▶ _WORK INSTRUCTIONS_: Quote the lines in the records that begin with the line containing "table-cell-text: 陈小娟 — [418, 393, 462, 412]" and end with the line containing "table-cell: 225 — [683, 303, 775, 325]", including both of those lines.

▶ _DATASET_:
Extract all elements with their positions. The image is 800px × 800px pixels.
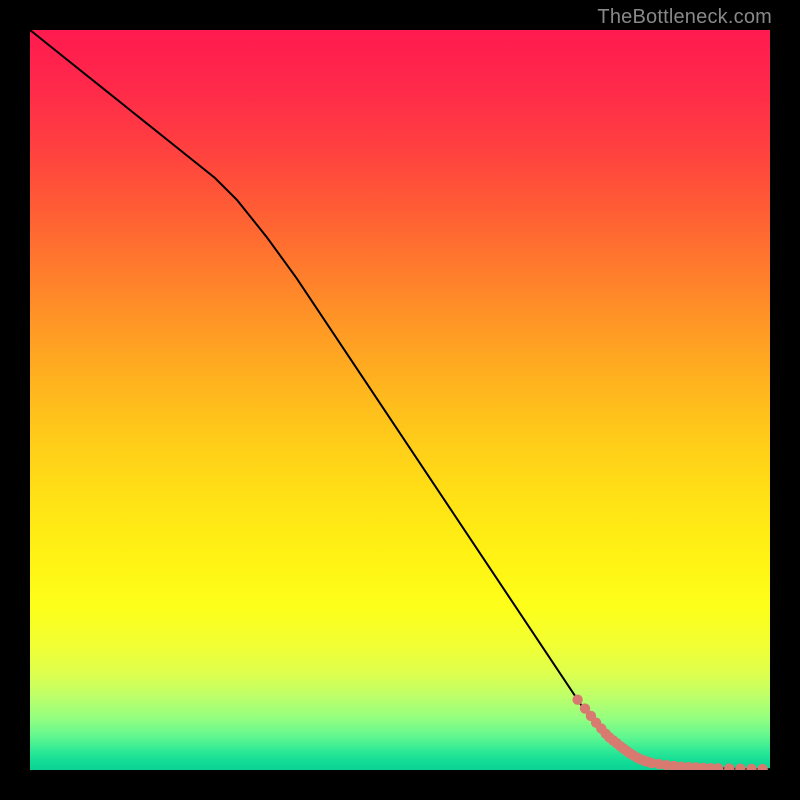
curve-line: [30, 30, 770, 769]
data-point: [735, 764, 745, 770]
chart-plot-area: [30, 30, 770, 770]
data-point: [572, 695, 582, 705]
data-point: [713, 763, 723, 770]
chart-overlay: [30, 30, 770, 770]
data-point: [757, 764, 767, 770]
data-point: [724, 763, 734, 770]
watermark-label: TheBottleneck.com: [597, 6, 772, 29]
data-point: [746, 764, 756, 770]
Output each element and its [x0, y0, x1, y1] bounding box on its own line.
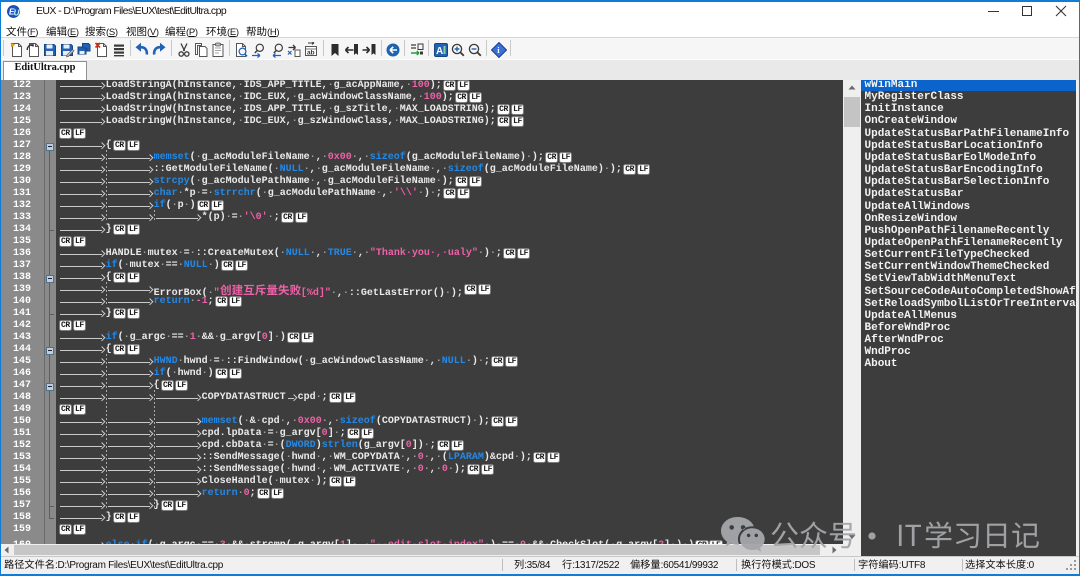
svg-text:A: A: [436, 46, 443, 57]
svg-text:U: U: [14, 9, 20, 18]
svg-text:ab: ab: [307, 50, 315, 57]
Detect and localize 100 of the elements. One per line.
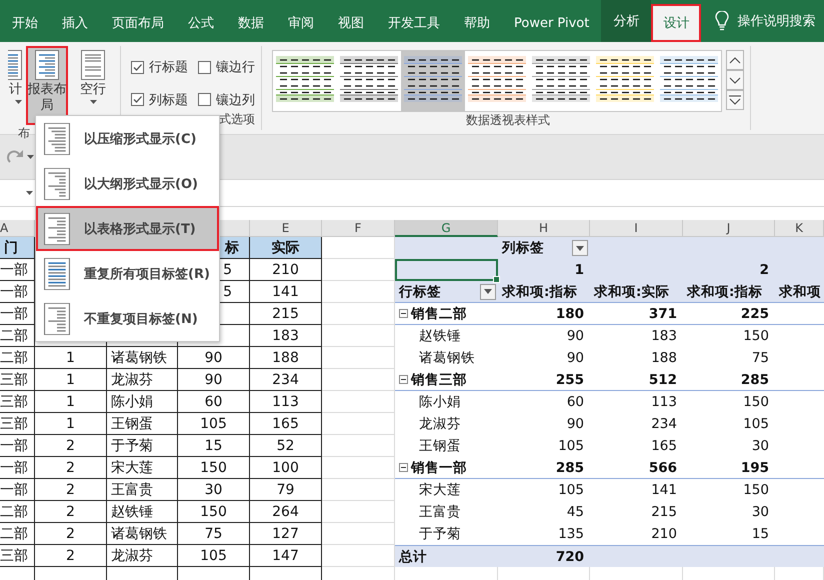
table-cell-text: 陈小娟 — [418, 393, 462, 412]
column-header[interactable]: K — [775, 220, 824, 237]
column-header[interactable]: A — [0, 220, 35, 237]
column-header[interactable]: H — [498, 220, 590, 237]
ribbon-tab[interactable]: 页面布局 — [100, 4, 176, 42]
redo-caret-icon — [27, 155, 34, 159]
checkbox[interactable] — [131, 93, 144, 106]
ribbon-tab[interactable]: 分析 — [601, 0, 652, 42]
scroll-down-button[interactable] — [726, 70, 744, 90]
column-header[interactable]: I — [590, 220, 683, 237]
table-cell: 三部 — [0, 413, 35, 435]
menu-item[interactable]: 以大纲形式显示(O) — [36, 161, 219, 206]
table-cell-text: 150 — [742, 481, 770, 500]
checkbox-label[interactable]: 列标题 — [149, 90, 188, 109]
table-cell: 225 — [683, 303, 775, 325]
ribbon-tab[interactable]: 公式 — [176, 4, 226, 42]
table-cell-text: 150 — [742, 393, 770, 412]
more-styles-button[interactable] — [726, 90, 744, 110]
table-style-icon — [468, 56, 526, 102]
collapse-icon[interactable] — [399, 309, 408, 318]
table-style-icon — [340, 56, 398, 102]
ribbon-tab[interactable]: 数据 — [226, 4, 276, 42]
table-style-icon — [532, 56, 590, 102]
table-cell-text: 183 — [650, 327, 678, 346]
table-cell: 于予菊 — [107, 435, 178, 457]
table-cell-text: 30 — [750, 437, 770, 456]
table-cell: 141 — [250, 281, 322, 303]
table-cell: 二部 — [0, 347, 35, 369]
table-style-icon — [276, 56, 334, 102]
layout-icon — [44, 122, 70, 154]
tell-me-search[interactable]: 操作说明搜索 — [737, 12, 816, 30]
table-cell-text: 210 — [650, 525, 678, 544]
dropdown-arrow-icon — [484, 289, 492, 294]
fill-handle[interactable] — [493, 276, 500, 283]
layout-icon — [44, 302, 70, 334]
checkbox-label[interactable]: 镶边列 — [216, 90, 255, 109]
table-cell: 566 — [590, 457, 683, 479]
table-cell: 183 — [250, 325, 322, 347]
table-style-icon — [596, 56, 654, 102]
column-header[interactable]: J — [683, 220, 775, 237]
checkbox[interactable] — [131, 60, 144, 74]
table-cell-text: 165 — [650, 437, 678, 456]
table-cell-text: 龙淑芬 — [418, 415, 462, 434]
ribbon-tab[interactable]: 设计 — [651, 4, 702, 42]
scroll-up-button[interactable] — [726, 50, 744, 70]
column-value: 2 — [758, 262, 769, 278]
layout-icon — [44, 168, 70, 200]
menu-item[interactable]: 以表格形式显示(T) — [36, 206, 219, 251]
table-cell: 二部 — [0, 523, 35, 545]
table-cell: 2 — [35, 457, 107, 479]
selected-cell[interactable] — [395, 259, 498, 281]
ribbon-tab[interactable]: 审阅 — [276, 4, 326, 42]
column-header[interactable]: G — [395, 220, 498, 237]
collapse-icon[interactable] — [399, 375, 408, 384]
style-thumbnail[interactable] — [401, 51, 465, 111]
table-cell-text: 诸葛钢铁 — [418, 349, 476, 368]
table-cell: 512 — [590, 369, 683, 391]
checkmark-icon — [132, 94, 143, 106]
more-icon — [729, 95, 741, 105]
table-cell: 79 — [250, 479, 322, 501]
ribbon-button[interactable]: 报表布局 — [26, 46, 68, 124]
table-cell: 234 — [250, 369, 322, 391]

▶ _WRITTEN RESPONSE_:
table-cell-text: 陈小娟 — [418, 393, 462, 412]
column-header[interactable]: K — [775, 220, 824, 237]
column-header[interactable]: A — [0, 220, 35, 237]
column-header[interactable]: H — [498, 220, 590, 237]
ribbon-tab[interactable]: 页面布局 — [100, 4, 176, 42]
redo-caret-icon — [27, 155, 34, 159]
checkbox[interactable] — [131, 93, 144, 106]
ribbon-tab[interactable]: 分析 — [601, 0, 652, 42]
scroll-down-button[interactable] — [726, 70, 744, 90]
column-header[interactable]: I — [590, 220, 683, 237]
table-cell: 三部 — [0, 413, 35, 435]
menu-item[interactable]: 以大纲形式显示(O) — [36, 161, 219, 206]
table-cell-text: 150 — [742, 481, 770, 500]
checkbox-label[interactable]: 列标题 — [149, 90, 188, 109]
table-cell: 225 — [683, 303, 775, 325]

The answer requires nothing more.